- Thermal management of large-format lithium-ion batteries. Testing performed during the investigation showed that localized heat generated inside a 787 main and APU battery during maximum current discharging exposed a cell to high-temperature conditions. Such conditions could lead to an internal short circuit and cell thermal runaway. As a result, thermal protections incorporated in large-format lithium-ion battery designs need to account for all sources of heating in the battery during the most extreme charge and discharge current conditions. Thermal protections include (1) recording and monitoring cell-level temperatures and voltages to ensure that exceedances resulting from localized or other sources of heating can be detected and addressed before cell damage occurs and (2) establishing thermal safety limits for cells to ensure that self-heating does not occur at a temperature that is less than the battery’s maximum operating temperature.

---

» Study questions:
1. According to the passage on lithium-ion battery thermal management, what could the high-temperature conditions a cell was exposed to lead to?
2. Pick up the passage on lithium-ion battery thermal management after its final sentence and carry it forward.
The items after this passage come from a separate source.

---

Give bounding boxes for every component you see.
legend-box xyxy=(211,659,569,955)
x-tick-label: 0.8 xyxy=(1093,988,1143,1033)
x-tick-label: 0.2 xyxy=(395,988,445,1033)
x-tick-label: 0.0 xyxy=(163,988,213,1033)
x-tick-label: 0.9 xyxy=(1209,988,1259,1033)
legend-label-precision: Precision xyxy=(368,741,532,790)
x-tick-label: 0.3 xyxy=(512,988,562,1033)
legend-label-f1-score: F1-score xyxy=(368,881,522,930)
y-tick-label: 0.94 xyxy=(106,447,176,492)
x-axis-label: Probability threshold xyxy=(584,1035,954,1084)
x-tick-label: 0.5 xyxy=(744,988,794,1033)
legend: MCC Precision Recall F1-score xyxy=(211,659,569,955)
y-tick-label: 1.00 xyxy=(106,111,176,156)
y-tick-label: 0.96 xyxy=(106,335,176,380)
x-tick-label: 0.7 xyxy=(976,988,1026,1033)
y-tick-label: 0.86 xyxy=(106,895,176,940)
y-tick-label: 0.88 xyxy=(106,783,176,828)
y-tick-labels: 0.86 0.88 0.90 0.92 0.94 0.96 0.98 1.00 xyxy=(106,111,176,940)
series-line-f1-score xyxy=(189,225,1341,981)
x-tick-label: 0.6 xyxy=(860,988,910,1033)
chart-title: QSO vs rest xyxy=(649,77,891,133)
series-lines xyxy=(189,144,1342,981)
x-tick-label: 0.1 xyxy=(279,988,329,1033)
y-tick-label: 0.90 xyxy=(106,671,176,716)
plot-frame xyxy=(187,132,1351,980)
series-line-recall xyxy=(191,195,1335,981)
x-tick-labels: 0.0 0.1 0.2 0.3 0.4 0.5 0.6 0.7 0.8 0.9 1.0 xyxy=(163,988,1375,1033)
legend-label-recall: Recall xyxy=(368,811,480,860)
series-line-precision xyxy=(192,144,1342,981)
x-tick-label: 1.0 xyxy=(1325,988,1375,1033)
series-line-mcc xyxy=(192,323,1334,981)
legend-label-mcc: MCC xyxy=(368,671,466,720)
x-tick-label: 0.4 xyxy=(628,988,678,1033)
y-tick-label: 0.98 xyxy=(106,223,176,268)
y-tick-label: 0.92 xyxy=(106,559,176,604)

---

» Task responses:
1. An internal short circuit and cell thermal runaway.

2.
- Insufficient guidance for manufacturers to use in determining and justifying key assumptions in safety assessments. Boeing’s EPS safety assessment for the 787 main and APU battery included an underlying assumption that the effect of an internal short circuit within a cell would be limited to venting of only that cell without fire. However, the assessment did not explicitly discuss this key assumption or provide the engineering rationale and justifications to support the assumption. Also, as demonstrated by the circumstances of this incident, Boeing’s assumption was incorrect, and Boeing’s assessment did not consider the consequences if the assumption were incorrect or incorporate design mitigations to limit the safety effects that could result in such a case. Boeing indicated in certification documents that it used a version of FAA Advisory Circular (AC) 25.1309, “System Design and Analysis” (referred to as the Arsenal draft), as guidance during the 787 certification program. However, the analysis that Boeing presented in its EPS safety assessment did not appear to be consistent with the guidance in the AC. In addition, Boeing and FAA reviews of the EPS safety assessment did not reveal that the assessment had not (1) considered the most severe effects of a cell internal short circuit and (2) included requirements to mitigate related risks.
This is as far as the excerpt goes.